* Instruction *
Retype each entry below exactly as it stands.

* Record set *
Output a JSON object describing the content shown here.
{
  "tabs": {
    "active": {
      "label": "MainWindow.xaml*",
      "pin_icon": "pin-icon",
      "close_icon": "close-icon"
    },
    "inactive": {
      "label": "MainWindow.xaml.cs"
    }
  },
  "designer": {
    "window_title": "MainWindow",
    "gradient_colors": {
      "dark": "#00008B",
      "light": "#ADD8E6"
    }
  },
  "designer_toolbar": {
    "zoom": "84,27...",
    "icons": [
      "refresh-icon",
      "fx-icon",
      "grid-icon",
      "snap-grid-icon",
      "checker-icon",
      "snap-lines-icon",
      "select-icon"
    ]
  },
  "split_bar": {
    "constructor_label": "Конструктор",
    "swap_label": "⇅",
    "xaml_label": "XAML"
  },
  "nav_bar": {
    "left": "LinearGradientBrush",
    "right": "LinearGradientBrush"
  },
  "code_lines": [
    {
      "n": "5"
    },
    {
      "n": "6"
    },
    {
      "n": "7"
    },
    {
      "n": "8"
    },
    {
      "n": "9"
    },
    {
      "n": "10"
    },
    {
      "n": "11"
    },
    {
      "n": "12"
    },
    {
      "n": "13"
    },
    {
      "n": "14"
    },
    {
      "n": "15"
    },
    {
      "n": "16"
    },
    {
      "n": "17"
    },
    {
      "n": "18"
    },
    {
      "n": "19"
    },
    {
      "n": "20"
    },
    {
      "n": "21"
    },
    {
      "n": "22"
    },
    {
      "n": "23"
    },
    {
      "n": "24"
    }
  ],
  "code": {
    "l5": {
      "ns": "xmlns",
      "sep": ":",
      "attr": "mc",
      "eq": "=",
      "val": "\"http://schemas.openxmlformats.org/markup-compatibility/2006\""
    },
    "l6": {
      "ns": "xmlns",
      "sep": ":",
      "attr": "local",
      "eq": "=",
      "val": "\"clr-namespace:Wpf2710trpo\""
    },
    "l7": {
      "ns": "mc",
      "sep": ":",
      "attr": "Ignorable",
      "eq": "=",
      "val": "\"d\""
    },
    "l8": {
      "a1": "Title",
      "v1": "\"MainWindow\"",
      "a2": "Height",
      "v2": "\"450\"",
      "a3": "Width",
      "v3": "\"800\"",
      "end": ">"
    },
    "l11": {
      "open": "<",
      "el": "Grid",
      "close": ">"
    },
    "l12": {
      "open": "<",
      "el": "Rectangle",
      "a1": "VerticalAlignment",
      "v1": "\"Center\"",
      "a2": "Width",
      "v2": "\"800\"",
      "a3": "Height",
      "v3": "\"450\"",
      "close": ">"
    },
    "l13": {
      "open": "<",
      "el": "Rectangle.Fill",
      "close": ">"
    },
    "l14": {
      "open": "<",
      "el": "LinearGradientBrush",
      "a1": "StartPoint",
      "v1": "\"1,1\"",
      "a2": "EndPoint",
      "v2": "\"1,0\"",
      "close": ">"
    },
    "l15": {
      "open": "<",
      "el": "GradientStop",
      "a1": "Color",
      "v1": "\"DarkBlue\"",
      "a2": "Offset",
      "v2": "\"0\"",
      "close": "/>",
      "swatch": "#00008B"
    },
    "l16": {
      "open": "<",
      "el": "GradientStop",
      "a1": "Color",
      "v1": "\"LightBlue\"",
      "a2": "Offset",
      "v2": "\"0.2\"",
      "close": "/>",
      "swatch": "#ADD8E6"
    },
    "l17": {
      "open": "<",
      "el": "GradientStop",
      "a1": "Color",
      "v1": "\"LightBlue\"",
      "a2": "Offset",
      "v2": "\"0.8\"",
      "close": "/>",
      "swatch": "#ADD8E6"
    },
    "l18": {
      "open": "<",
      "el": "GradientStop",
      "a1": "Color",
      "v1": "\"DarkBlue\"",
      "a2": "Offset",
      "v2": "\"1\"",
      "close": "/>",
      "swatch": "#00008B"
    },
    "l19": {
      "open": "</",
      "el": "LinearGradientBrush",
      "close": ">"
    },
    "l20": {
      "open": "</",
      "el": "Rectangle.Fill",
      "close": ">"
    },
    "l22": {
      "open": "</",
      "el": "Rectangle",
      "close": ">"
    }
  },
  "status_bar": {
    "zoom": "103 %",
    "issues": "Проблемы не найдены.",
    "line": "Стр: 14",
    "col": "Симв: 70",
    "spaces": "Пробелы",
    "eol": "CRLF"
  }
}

* The completed task *
Output a JSON object describing the content shown here.
{
  "tabs": {
    "active": {
      "label": "MainWindow.xaml*",
      "pin_icon": "pin-icon",
      "close_icon": "close-icon"
    },
    "inactive": {
      "label": "MainWindow.xaml.cs"
    }
  },
  "designer": {
    "window_title": "MainWindow",
    "gradient_colors": {
      "dark": "#00008B",
      "light": "#ADD8E6"
    }
  },
  "designer_toolbar": {
    "zoom": "84,27...",
    "icons": [
      "refresh-icon",
      "fx-icon",
      "grid-icon",
      "snap-grid-icon",
      "checker-icon",
      "snap-lines-icon",
      "select-icon"
    ]
  },
  "split_bar": {
    "constructor_label": "Конструктор",
    "swap_label": "⇅",
    "xaml_label": "XAML"
  },
  "nav_bar": {
    "left": "LinearGradientBrush",
    "right": "LinearGradientBrush"
  },
  "code_lines": [
    {
      "n": "5"
    },
    {
      "n": "6"
    },
    {
      "n": "7"
    },
    {
      "n": "8"
    },
    {
      "n": "9"
    },
    {
      "n": "10"
    },
    {
      "n": "11"
    },
    {
      "n": "12"
    },
    {
      "n": "13"
    },
    {
      "n": "14"
    },
    {
      "n": "15"
    },
    {
      "n": "16"
    },
    {
      "n": "17"
    },
    {
      "n": "18"
    },
    {
      "n": "19"
    },
    {
      "n": "20"
    },
    {
      "n": "21"
    },
    {
      "n": "22"
    },
    {
      "n": "23"
    },
    {
      "n": "24"
    }
  ],
  "code": {
    "l5": {
      "ns": "xmlns",
      "sep": ":",
      "attr": "mc",
      "eq": "=",
      "val": "\"http://schemas.openxmlformats.org/markup-compatibility/2006\""
    },
    "l6": {
      "ns": "xmlns",
      "sep": ":",
      "attr": "local",
      "eq": "=",
      "val": "\"clr-namespace:Wpf2710trpo\""
    },
    "l7": {
      "ns": "mc",
      "sep": ":",
      "attr": "Ignorable",
      "eq": "=",
      "val": "\"d\""
    },
    "l8": {
      "a1": "Title",
      "v1": "\"MainWindow\"",
      "a2": "Height",
      "v2": "\"450\"",
      "a3": "Width",
      "v3": "\"800\"",
      "end": ">"
    },
    "l11": {
      "open": "<",
      "el": "Grid",
      "close": ">"
    },
    "l12": {
      "open": "<",
      "el": "Rectangle",
      "a1": "VerticalAlignment",
      "v1": "\"Center\"",
      "a2": "Width",
      "v2": "\"800\"",
      "a3": "Height",
      "v3": "\"450\"",
      "close": ">"
    },
    "l13": {
      "open": "<",
      "el": "Rectangle.Fill",
      "close": ">"
    },
    "l14": {
      "open": "<",
      "el": "LinearGradientBrush",
      "a1": "StartPoint",
      "v1": "\"1,1\"",
      "a2": "EndPoint",
      "v2": "\"1,0\"",
      "close": ">"
    },
    "l15": {
      "open": "<",
      "el": "GradientStop",
      "a1": "Color",
      "v1": "\"DarkBlue\"",
      "a2": "Offset",
      "v2": "\"0\"",
      "close": "/>",
      "swatch": "#00008B"
    },
    "l16": {
      "open": "<",
      "el": "GradientStop",
      "a1": "Color",
      "v1": "\"LightBlue\"",
      "a2": "Offset",
      "v2": "\"0.2\"",
      "close": "/>",
      "swatch": "#ADD8E6"
    },
    "l17": {
      "open": "<",
      "el": "GradientStop",
      "a1": "Color",
      "v1": "\"LightBlue\"",
      "a2": "Offset",
      "v2": "\"0.8\"",
      "close": "/>",
      "swatch": "#ADD8E6"
    },
    "l18": {
      "open": "<",
      "el": "GradientStop",
      "a1": "Color",
      "v1": "\"DarkBlue\"",
      "a2": "Offset",
      "v2": "\"1\"",
      "close": "/>",
      "swatch": "#00008B"
    },
    "l19": {
      "open": "</",
      "el": "LinearGradientBrush",
      "close": ">"
    },
    "l20": {
      "open": "</",
      "el": "Rectangle.Fill",
      "close": ">"
    },
    "l22": {
      "open": "</",
      "el": "Rectangle",
      "close": ">"
    }
  },
  "status_bar": {
    "zoom": "103 %",
    "issues": "Проблемы не найдены.",
    "line": "Стр: 14",
    "col": "Симв: 70",
    "spaces": "Пробелы",
    "eol": "CRLF"
  }
}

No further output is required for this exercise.